(Written problem)
Repeat each line of the data below exactly as it appears.

(Information supplied)
=====
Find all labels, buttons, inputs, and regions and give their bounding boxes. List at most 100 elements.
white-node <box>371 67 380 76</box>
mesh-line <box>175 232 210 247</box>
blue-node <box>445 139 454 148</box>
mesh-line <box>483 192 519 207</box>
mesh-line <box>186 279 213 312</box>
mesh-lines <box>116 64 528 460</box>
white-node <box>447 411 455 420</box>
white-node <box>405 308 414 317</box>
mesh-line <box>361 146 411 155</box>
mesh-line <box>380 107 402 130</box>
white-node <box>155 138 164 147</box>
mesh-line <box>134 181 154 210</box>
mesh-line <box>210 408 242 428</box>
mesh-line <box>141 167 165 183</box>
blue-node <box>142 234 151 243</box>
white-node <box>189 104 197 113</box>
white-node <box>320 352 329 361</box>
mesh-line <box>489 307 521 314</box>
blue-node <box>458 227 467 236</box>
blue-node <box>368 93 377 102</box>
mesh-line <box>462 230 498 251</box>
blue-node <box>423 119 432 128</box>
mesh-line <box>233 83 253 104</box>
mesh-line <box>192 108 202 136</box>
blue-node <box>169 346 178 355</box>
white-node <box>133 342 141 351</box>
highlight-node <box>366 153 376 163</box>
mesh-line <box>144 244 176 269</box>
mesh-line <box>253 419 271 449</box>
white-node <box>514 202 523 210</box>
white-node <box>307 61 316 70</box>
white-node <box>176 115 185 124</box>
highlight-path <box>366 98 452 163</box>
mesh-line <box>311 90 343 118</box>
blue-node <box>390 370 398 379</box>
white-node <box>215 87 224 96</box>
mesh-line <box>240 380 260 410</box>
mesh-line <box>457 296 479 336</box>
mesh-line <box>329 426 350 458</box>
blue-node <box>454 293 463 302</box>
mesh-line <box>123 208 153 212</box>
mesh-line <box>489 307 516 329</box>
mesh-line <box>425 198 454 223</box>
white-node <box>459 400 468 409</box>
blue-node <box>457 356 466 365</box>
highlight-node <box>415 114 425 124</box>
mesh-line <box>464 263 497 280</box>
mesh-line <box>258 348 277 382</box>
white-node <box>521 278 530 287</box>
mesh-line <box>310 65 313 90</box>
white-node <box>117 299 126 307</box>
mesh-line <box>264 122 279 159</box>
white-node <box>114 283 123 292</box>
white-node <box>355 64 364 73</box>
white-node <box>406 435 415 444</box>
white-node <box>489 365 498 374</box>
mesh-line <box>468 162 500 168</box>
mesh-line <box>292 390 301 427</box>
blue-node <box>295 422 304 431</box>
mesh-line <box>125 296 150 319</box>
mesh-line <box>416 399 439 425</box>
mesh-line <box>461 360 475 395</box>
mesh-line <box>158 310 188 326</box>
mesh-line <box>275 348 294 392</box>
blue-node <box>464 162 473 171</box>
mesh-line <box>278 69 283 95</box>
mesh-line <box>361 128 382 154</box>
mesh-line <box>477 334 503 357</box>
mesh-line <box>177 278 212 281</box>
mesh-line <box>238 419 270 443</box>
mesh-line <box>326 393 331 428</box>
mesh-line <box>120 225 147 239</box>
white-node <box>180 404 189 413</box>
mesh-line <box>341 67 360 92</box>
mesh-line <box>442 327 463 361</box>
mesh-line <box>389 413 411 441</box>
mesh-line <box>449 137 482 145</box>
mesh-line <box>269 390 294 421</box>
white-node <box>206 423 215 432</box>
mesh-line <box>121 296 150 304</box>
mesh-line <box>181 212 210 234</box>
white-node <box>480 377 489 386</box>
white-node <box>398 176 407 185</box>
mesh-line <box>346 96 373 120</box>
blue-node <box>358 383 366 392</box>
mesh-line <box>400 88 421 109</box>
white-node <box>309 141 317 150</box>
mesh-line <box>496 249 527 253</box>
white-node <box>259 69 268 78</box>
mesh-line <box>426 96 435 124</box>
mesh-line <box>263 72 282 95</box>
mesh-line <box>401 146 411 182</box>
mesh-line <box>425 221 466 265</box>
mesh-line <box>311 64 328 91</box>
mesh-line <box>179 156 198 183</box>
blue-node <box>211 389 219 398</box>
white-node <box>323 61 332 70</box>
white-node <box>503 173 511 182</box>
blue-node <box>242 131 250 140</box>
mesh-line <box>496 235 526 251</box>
=====
(Result below)
Find all labels, buttons, inputs, and regions and give their bounding boxes. List at most 100 elements.
white-node <box>371 67 380 76</box>
mesh-line <box>175 232 210 247</box>
blue-node <box>445 139 454 148</box>
mesh-line <box>483 192 519 207</box>
mesh-line <box>186 279 213 312</box>
mesh-lines <box>116 64 528 460</box>
white-node <box>447 411 455 420</box>
white-node <box>405 308 414 317</box>
mesh-line <box>361 146 411 155</box>
mesh-line <box>380 107 402 130</box>
white-node <box>155 138 164 147</box>
mesh-line <box>134 181 154 210</box>
mesh-line <box>210 408 242 428</box>
mesh-line <box>141 167 165 183</box>
blue-node <box>142 234 151 243</box>
white-node <box>189 104 197 113</box>
white-node <box>320 352 329 361</box>
mesh-line <box>489 307 521 314</box>
blue-node <box>458 227 467 236</box>
blue-node <box>368 93 377 102</box>
mesh-line <box>462 230 498 251</box>
blue-node <box>423 119 432 128</box>
mesh-line <box>233 83 253 104</box>
mesh-line <box>192 108 202 136</box>
blue-node <box>169 346 178 355</box>
white-node <box>133 342 141 351</box>
highlight-node <box>366 153 376 163</box>
mesh-line <box>144 244 176 269</box>
mesh-line <box>253 419 271 449</box>
white-node <box>514 202 523 210</box>
white-node <box>307 61 316 70</box>
white-node <box>176 115 185 124</box>
highlight-path <box>366 98 452 163</box>
mesh-line <box>311 90 343 118</box>
blue-node <box>390 370 398 379</box>
white-node <box>215 87 224 96</box>
mesh-line <box>240 380 260 410</box>
mesh-line <box>457 296 479 336</box>
mesh-line <box>329 426 350 458</box>
blue-node <box>454 293 463 302</box>
mesh-line <box>123 208 153 212</box>
mesh-line <box>489 307 516 329</box>
mesh-line <box>425 198 454 223</box>
white-node <box>459 400 468 409</box>
blue-node <box>457 356 466 365</box>
highlight-node <box>415 114 425 124</box>
mesh-line <box>464 263 497 280</box>
mesh-line <box>258 348 277 382</box>
white-node <box>521 278 530 287</box>
mesh-line <box>310 65 313 90</box>
white-node <box>117 299 126 307</box>
mesh-line <box>264 122 279 159</box>
white-node <box>114 283 123 292</box>
white-node <box>355 64 364 73</box>
white-node <box>406 435 415 444</box>
white-node <box>489 365 498 374</box>
mesh-line <box>468 162 500 168</box>
mesh-line <box>292 390 301 427</box>
blue-node <box>295 422 304 431</box>
mesh-line <box>125 296 150 319</box>
mesh-line <box>416 399 439 425</box>
mesh-line <box>461 360 475 395</box>
mesh-line <box>158 310 188 326</box>
mesh-line <box>275 348 294 392</box>
blue-node <box>464 162 473 171</box>
mesh-line <box>278 69 283 95</box>
mesh-line <box>361 128 382 154</box>
mesh-line <box>477 334 503 357</box>
mesh-line <box>177 278 212 281</box>
mesh-line <box>238 419 270 443</box>
mesh-line <box>326 393 331 428</box>
mesh-line <box>120 225 147 239</box>
white-node <box>180 404 189 413</box>
mesh-line <box>341 67 360 92</box>
mesh-line <box>442 327 463 361</box>
mesh-line <box>389 413 411 441</box>
mesh-line <box>449 137 482 145</box>
mesh-line <box>269 390 294 421</box>
white-node <box>206 423 215 432</box>
mesh-line <box>121 296 150 304</box>
mesh-line <box>181 212 210 234</box>
white-node <box>480 377 489 386</box>
white-node <box>398 176 407 185</box>
mesh-line <box>346 96 373 120</box>
blue-node <box>358 383 366 392</box>
mesh-line <box>400 88 421 109</box>
white-node <box>309 141 317 150</box>
mesh-line <box>496 249 527 253</box>
white-node <box>259 69 268 78</box>
mesh-line <box>426 96 435 124</box>
mesh-line <box>263 72 282 95</box>
mesh-line <box>401 146 411 182</box>
mesh-line <box>425 221 466 265</box>
mesh-line <box>311 64 328 91</box>
mesh-line <box>179 156 198 183</box>
blue-node <box>211 389 219 398</box>
white-node <box>323 61 332 70</box>
white-node <box>503 173 511 182</box>
blue-node <box>242 131 250 140</box>
mesh-line <box>496 235 526 251</box>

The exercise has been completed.